#### [Source]
• • •

On Ethics and Economics. This 1987 work by Nobel laureate Amartya Sen is a seminal critique of the separation between ethics and economics in modern economic theory. It argues that this division, rooted in the historical development of the discipline, has impoverished both fields, leading to an overly narrow focus on rational choice theory and utility maximization. Sen advocates for a reunification, drawing on richer ethical traditions from Aristotle and Adam Smith to inform a more human-centered economics concerned with well-being, freedom, and justice.

Historical Context and Development

The book situates the modern divorce of economics from ethics within the intellectual history of the discipline, tracing a shift from the integrated moral philosophy of Adam Smith—who wrote both The Theory of Moral Sentiments and The Wealth of Nations—to the more detached, positivist models of the neoclassical era. Sen identifies key figures like John Stuart Mill and Francis Ysidro Edgeworth as transitional, still engaging with utilitarianism and hedonism, while later economists such as Lionel Robbins explicitly argued for a value-free "science" of economics. This development was paralleled by the rise of general equilibrium theory, pioneered by Léon Walras and refined by Kenneth Arrow and Gérard Debreu, which further abstracted from ethical considerations. Sen's intervention emerged amidst growing critiques from heterodox traditions and his own foundational work on social choice theory, poverty measurement, and the capability approach.

• • •

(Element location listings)

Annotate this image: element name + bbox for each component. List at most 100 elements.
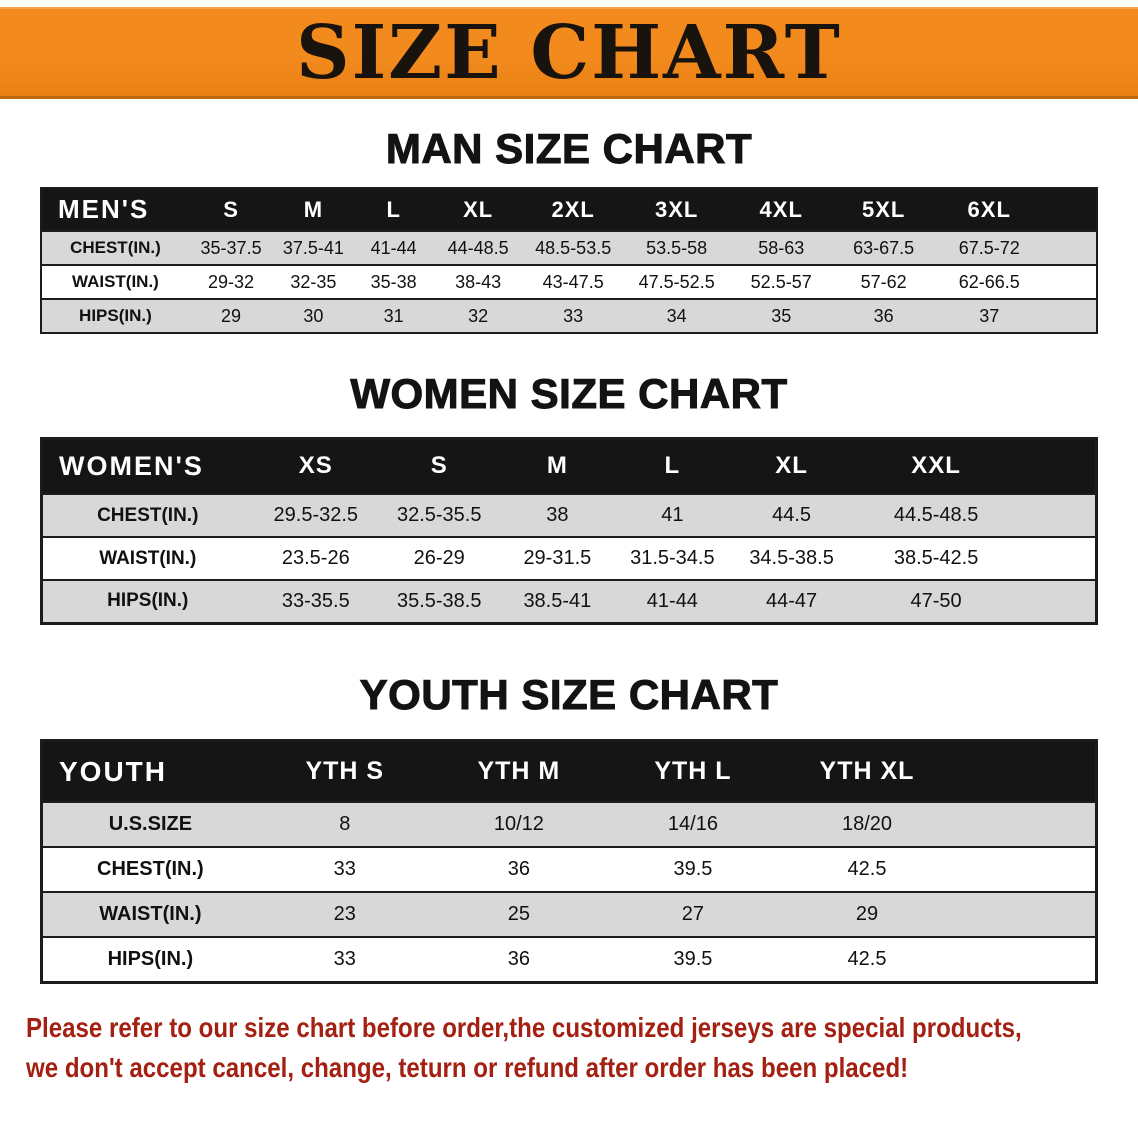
order-notice-line1: Please refer to our size chart before or… xyxy=(26,1011,1022,1043)
table-cell: 33-35.5 xyxy=(252,579,380,624)
table-cell: 53.5-58 xyxy=(623,230,730,266)
table-cell: 33 xyxy=(522,298,624,334)
table-cell: 23.5-26 xyxy=(252,536,380,581)
men-col-m: M xyxy=(273,188,354,232)
table-cell: 33 xyxy=(257,936,432,983)
women-col-xs: XS xyxy=(252,438,380,495)
row-label: CHEST(IN.) xyxy=(41,493,253,538)
size-chart-page: SIZE CHART MAN SIZE CHART MEN'S S M L XL… xyxy=(0,7,1138,1089)
table-filler xyxy=(1018,579,1097,624)
table-cell: 31 xyxy=(353,298,434,334)
table-filler xyxy=(954,846,1097,893)
table-cell: 37.5-41 xyxy=(273,230,354,266)
table-filler xyxy=(1044,298,1097,334)
table-cell: 44.5 xyxy=(729,493,854,538)
row-label: HIPS(IN.) xyxy=(41,298,189,334)
row-label: CHEST(IN.) xyxy=(41,230,189,266)
table-cell: 48.5-53.5 xyxy=(522,230,624,266)
table-filler xyxy=(1044,230,1097,266)
table-cell: 27 xyxy=(605,891,780,938)
men-col-3xl: 3XL xyxy=(623,188,730,232)
men-row-hips: HIPS(IN.) 29 30 31 32 33 34 35 36 37 xyxy=(41,298,1097,334)
table-cell: 10/12 xyxy=(431,801,606,848)
row-label: WAIST(IN.) xyxy=(41,891,258,938)
table-cell: 41 xyxy=(615,493,730,538)
table-cell: 36 xyxy=(431,936,606,983)
table-cell: 36 xyxy=(832,298,935,334)
men-col-s: S xyxy=(188,188,274,232)
table-cell: 37 xyxy=(934,298,1045,334)
men-size-table: MEN'S S M L XL 2XL 3XL 4XL 5XL 6XL CHEST… xyxy=(40,187,1098,335)
table-filler xyxy=(954,891,1097,938)
table-cell: 57-62 xyxy=(832,264,935,300)
table-cell: 31.5-34.5 xyxy=(615,536,730,581)
men-col-4xl: 4XL xyxy=(729,188,833,232)
youth-row-ussize: U.S.SIZE 8 10/12 14/16 18/20 xyxy=(41,801,1097,848)
table-cell: 62-66.5 xyxy=(934,264,1045,300)
men-col-l: L xyxy=(353,188,434,232)
table-cell: 23 xyxy=(257,891,432,938)
women-row-hips: HIPS(IN.) 33-35.5 35.5-38.5 38.5-41 41-4… xyxy=(41,579,1097,624)
table-cell: 18/20 xyxy=(779,801,955,848)
table-cell: 42.5 xyxy=(779,936,955,983)
table-cell: 35-37.5 xyxy=(188,230,274,266)
table-cell: 25 xyxy=(431,891,606,938)
table-cell: 36 xyxy=(431,846,606,893)
women-header-filler xyxy=(1018,438,1097,495)
youth-size-table: YOUTH YTH S YTH M YTH L YTH XL U.S.SIZE … xyxy=(40,738,1098,984)
youth-row-hips: HIPS(IN.) 33 36 39.5 42.5 xyxy=(41,936,1097,983)
men-row-waist: WAIST(IN.) 29-32 32-35 35-38 38-43 43-47… xyxy=(41,264,1097,300)
youth-header-filler xyxy=(954,740,1097,803)
men-row-chest: CHEST(IN.) 35-37.5 37.5-41 41-44 44-48.5… xyxy=(41,230,1097,266)
table-cell: 29.5-32.5 xyxy=(252,493,380,538)
men-table-title: MEN'S xyxy=(41,188,189,232)
table-cell: 39.5 xyxy=(605,936,780,983)
table-filler xyxy=(954,936,1097,983)
women-table-title: WOMEN'S xyxy=(41,438,253,495)
table-cell: 58-63 xyxy=(729,230,833,266)
size-chart-banner: SIZE CHART xyxy=(0,7,1138,99)
youth-col-l: YTH L xyxy=(605,740,780,803)
row-label: WAIST(IN.) xyxy=(41,536,253,581)
table-cell: 41-44 xyxy=(353,230,434,266)
women-header-row: WOMEN'S XS S M L XL XXL xyxy=(41,438,1097,495)
women-col-m: M xyxy=(499,438,616,495)
banner-title: SIZE CHART xyxy=(296,10,842,96)
women-col-l: L xyxy=(615,438,730,495)
youth-section-heading: YOUTH SIZE CHART xyxy=(359,670,779,718)
table-cell: 38 xyxy=(499,493,616,538)
table-cell: 32-35 xyxy=(273,264,354,300)
table-cell: 44-48.5 xyxy=(433,230,523,266)
women-col-xl: XL xyxy=(729,438,854,495)
table-cell: 29-31.5 xyxy=(499,536,616,581)
table-cell: 44.5-48.5 xyxy=(853,493,1019,538)
men-section-heading: MAN SIZE CHART xyxy=(385,124,753,172)
women-section-heading: WOMEN SIZE CHART xyxy=(350,370,788,418)
table-cell: 43-47.5 xyxy=(522,264,624,300)
table-cell: 34 xyxy=(623,298,730,334)
women-row-chest: CHEST(IN.) 29.5-32.5 32.5-35.5 38 41 44.… xyxy=(41,493,1097,538)
youth-col-xl: YTH XL xyxy=(779,740,955,803)
row-label: U.S.SIZE xyxy=(41,801,258,848)
table-cell: 30 xyxy=(273,298,354,334)
row-label: CHEST(IN.) xyxy=(41,846,258,893)
table-cell: 29-32 xyxy=(188,264,274,300)
table-filler xyxy=(1044,264,1097,300)
table-cell: 52.5-57 xyxy=(729,264,833,300)
table-cell: 33 xyxy=(257,846,432,893)
table-cell: 42.5 xyxy=(779,846,955,893)
table-cell: 29 xyxy=(779,891,955,938)
table-cell: 35.5-38.5 xyxy=(379,579,500,624)
youth-row-chest: CHEST(IN.) 33 36 39.5 42.5 xyxy=(41,846,1097,893)
table-cell: 35-38 xyxy=(353,264,434,300)
women-size-table: WOMEN'S XS S M L XL XXL CHEST(IN.) 29.5-… xyxy=(40,436,1098,625)
table-cell: 26-29 xyxy=(379,536,500,581)
table-cell: 32 xyxy=(433,298,523,334)
order-notice: Please refer to our size chart before or… xyxy=(26,1008,1022,1089)
table-cell: 63-67.5 xyxy=(832,230,935,266)
women-col-xxl: XXL xyxy=(853,438,1019,495)
table-filler xyxy=(954,801,1097,848)
table-cell: 41-44 xyxy=(615,579,730,624)
row-label: WAIST(IN.) xyxy=(41,264,189,300)
men-col-5xl: 5XL xyxy=(832,188,935,232)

• • •

#### [Actions to take]
**A.** Using the summary of On Ethics and Economics, say yes or no to each statement and quote the words of the summary that settle it. (i) The work appeared in 1987. (ii) Lionel Robbins is one of the figures Sen identifies as transitional. (iii) Kenneth Arrow pioneered general equilibrium theory.
**B.** Please pick up the summary of On Ethics and Economics after its final sentence and carry it on.

#### [Final results]
**A.**
(i) Yes: "This 1987 work by Nobel laureate Amartya Sen"
(ii) No: "Sen identifies key figures like John Stuart Mill and Francis Ysidro Edgeworth as transitional"
(iii) No: "pioneered by Léon Walras and refined by Kenneth Arrow and Gérard Debreu"

**B.**
Core Arguments and Theoretical Framework

Sen's central thesis is that mainstream welfare economics suffers from "engineering" approaches that ignore fundamental ethical questions about the good life and just society. He critiques the limitations of relying solely on utility (as in Benthamite utilitarianism) or the satisfaction of given preferences, arguing they fail to account for adaptive preferences, distributional equity, and substantive human freedoms. Instead, he proposes broadening informational bases for economic evaluation, incorporating concepts like functionings and capabilities—what people are able to do and be. This framework draws explicitly from Aristotle's notion of eudaimonia and connects to modern philosophical work on justice by thinkers like John Rawls. Sen also rehabilitates the neglected ethical dimensions in Adam Smith's work, particularly the role of sympathy and impartial spectators.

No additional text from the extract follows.